> [Task directions]: Exactly reproduce each entry, leaving out nothing.

= = = =

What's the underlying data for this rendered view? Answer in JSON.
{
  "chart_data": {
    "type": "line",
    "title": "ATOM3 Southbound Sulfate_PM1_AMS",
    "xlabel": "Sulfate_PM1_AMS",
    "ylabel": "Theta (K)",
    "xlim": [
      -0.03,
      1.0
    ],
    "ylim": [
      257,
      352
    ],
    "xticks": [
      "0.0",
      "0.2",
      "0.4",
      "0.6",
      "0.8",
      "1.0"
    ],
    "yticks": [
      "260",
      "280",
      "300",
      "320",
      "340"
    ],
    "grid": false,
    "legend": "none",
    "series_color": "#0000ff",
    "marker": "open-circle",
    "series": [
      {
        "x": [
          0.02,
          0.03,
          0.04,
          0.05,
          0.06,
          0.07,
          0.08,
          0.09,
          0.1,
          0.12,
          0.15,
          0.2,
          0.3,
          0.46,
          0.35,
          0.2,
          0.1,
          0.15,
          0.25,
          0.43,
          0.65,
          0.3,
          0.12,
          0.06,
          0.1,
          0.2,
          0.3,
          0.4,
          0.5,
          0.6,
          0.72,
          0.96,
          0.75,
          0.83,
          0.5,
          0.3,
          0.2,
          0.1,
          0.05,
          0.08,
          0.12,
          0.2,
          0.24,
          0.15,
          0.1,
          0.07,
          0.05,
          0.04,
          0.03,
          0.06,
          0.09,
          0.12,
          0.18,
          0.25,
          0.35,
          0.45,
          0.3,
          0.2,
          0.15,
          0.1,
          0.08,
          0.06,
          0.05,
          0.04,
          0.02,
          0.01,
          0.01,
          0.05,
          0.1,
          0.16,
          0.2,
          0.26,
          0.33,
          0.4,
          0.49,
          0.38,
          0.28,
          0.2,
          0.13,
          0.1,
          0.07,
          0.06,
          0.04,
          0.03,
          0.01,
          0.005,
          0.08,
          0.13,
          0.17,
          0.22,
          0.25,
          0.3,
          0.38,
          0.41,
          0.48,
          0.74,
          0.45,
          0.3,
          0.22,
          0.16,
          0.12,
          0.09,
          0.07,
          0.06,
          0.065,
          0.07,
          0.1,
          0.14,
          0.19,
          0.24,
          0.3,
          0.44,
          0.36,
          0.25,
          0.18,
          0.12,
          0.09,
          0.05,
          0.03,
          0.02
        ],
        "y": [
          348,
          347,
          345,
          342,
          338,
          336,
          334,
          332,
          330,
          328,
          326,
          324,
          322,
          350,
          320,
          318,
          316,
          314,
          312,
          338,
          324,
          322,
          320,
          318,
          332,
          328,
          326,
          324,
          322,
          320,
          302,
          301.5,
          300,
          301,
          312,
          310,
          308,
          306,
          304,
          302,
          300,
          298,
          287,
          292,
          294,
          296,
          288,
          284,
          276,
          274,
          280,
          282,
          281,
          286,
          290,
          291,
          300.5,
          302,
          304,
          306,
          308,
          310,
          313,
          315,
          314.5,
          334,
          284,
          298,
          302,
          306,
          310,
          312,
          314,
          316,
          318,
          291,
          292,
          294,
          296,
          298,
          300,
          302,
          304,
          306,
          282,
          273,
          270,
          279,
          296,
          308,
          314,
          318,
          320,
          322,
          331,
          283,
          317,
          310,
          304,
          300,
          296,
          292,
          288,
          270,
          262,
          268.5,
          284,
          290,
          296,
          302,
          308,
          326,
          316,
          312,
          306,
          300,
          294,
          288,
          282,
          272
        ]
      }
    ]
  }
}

= = = =

> [Answer to the task]:
What's the underlying data for this rendered view? Answer in JSON.
{
  "chart_data": {
    "type": "line",
    "title": "ATOM3 Southbound Sulfate_PM1_AMS",
    "xlabel": "Sulfate_PM1_AMS",
    "ylabel": "Theta (K)",
    "xlim": [
      -0.03,
      1.0
    ],
    "ylim": [
      257,
      352
    ],
    "xticks": [
      "0.0",
      "0.2",
      "0.4",
      "0.6",
      "0.8",
      "1.0"
    ],
    "yticks": [
      "260",
      "280",
      "300",
      "320",
      "340"
    ],
    "grid": false,
    "legend": "none",
    "series_color": "#0000ff",
    "marker": "open-circle",
    "series": [
      {
        "x": [
          0.02,
          0.03,
          0.04,
          0.05,
          0.06,
          0.07,
          0.08,
          0.09,
          0.1,
          0.12,
          0.15,
          0.2,
          0.3,
          0.46,
          0.35,
          0.2,
          0.1,
          0.15,
          0.25,
          0.43,
          0.65,
          0.3,
          0.12,
          0.06,
          0.1,
          0.2,
          0.3,
          0.4,
          0.5,
          0.6,
          0.72,
          0.96,
          0.75,
          0.83,
          0.5,
          0.3,
          0.2,
          0.1,
          0.05,
          0.08,
          0.12,
          0.2,
          0.24,
          0.15,
          0.1,
          0.07,
          0.05,
          0.04,
          0.03,
          0.06,
          0.09,
          0.12,
          0.18,
          0.25,
          0.35,
          0.45,
          0.3,
          0.2,
          0.15,
          0.1,
          0.08,
          0.06,
          0.05,
          0.04,
          0.02,
          0.01,
          0.01,
          0.05,
          0.1,
          0.16,
          0.2,
          0.26,
          0.33,
          0.4,
          0.49,
          0.38,
          0.28,
          0.2,
          0.13,
          0.1,
          0.07,
          0.06,
          0.04,
          0.03,
          0.01,
          0.005,
          0.08,
          0.13,
          0.17,
          0.22,
          0.25,
          0.3,
          0.38,
          0.41,
          0.48,
          0.74,
          0.45,
          0.3,
          0.22,
          0.16,
          0.12,
          0.09,
          0.07,
          0.06,
          0.065,
          0.07,
          0.1,
          0.14,
          0.19,
          0.24,
          0.3,
          0.44,
          0.36,
          0.25,
          0.18,
          0.12,
          0.09,
          0.05,
          0.03,
          0.02
        ],
        "y": [
          348,
          347,
          345,
          342,
          338,
          336,
          334,
          332,
          330,
          328,
          326,
          324,
          322,
          350,
          320,
          318,
          316,
          314,
          312,
          338,
          324,
          322,
          320,
          318,
          332,
          328,
          326,
          324,
          322,
          320,
          302,
          301.5,
          300,
          301,
          312,
          310,
          308,
          306,
          304,
          302,
          300,
          298,
          287,
          292,
          294,
          296,
          288,
          284,
          276,
          274,
          280,
          282,
          281,
          286,
          290,
          291,
          300.5,
          302,
          304,
          306,
          308,
          310,
          313,
          315,
          314.5,
          334,
          284,
          298,
          302,
          306,
          310,
          312,
          314,
          316,
          318,
          291,
          292,
          294,
          296,
          298,
          300,
          302,
          304,
          306,
          282,
          273,
          270,
          279,
          296,
          308,
          314,
          318,
          320,
          322,
          331,
          283,
          317,
          310,
          304,
          300,
          296,
          292,
          288,
          270,
          262,
          268.5,
          284,
          290,
          296,
          302,
          308,
          326,
          316,
          312,
          306,
          300,
          294,
          288,
          282,
          272
        ]
      }
    ]
  }
}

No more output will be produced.